■ **YOUR GOAL**:
Every entry below should be printed exactly, without its images.
[Begin RECORD SET]
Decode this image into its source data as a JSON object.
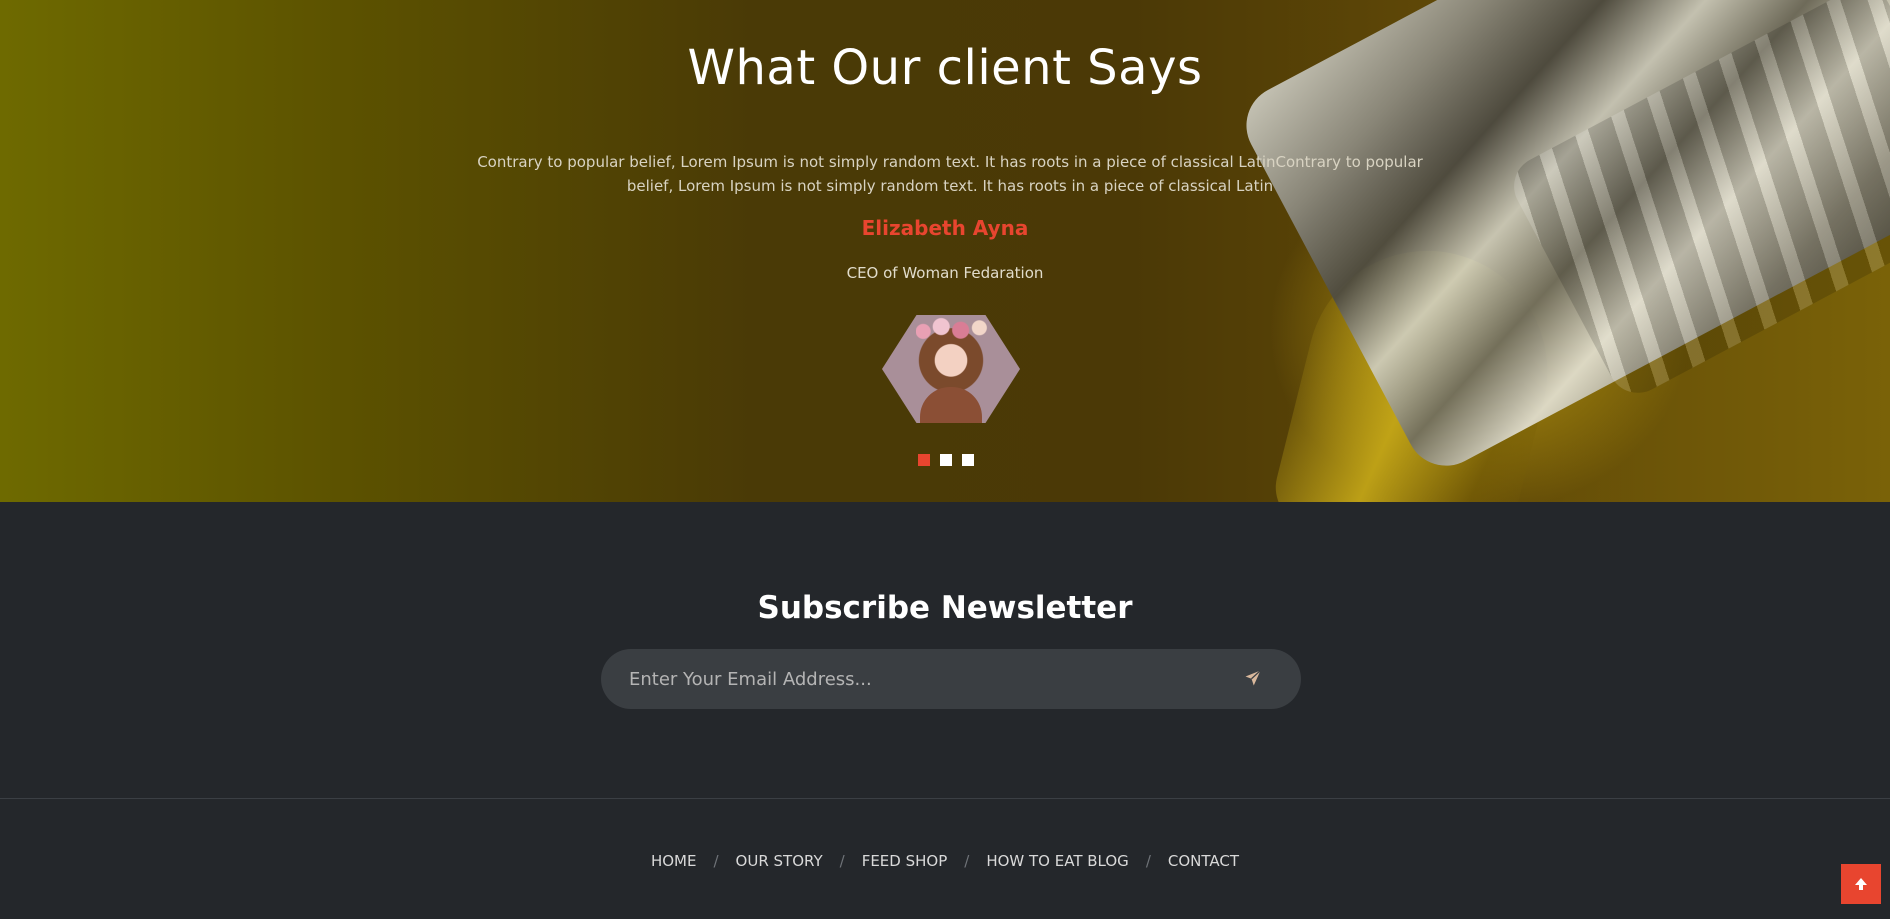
{
  "testimonial": {
    "title": "What Our client Says",
    "quote": "Contrary to popular belief, Lorem Ipsum is not simply random text. It has roots in a piece of classical LatinContrary to popular belief, Lorem Ipsum is not simply random text. It has roots in a piece of classical Latin",
    "author_name": "Elizabeth Ayna",
    "author_role": "CEO of Woman Fedaration",
    "slides_total": 3,
    "active_slide": 1
  },
  "newsletter": {
    "title": "Subscribe Newsletter",
    "email_placeholder": "Enter Your Email Address...",
    "send_icon": "paper-plane-icon"
  },
  "footer": {
    "nav": [
      "HOME",
      "OUR STORY",
      "FEED SHOP",
      "HOW TO EAT BLOG",
      "CONTACT"
    ],
    "separator": "/"
  },
  "scroll_top_icon": "arrow-up-icon",
  "colors": {
    "accent": "#e8452f",
    "dark_bg": "#24272b",
    "input_bg": "#3a3e42"
  }
}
[End RECORD SET]
■ **REPLY**:
Decode this image into its source data as a JSON object.
{
  "testimonial": {
    "title": "What Our client Says",
    "quote": "Contrary to popular belief, Lorem Ipsum is not simply random text. It has roots in a piece of classical LatinContrary to popular belief, Lorem Ipsum is not simply random text. It has roots in a piece of classical Latin",
    "author_name": "Elizabeth Ayna",
    "author_role": "CEO of Woman Fedaration",
    "slides_total": 3,
    "active_slide": 1
  },
  "newsletter": {
    "title": "Subscribe Newsletter",
    "email_placeholder": "Enter Your Email Address...",
    "send_icon": "paper-plane-icon"
  },
  "footer": {
    "nav": [
      "HOME",
      "OUR STORY",
      "FEED SHOP",
      "HOW TO EAT BLOG",
      "CONTACT"
    ],
    "separator": "/"
  },
  "scroll_top_icon": "arrow-up-icon",
  "colors": {
    "accent": "#e8452f",
    "dark_bg": "#24272b",
    "input_bg": "#3a3e42"
  }
}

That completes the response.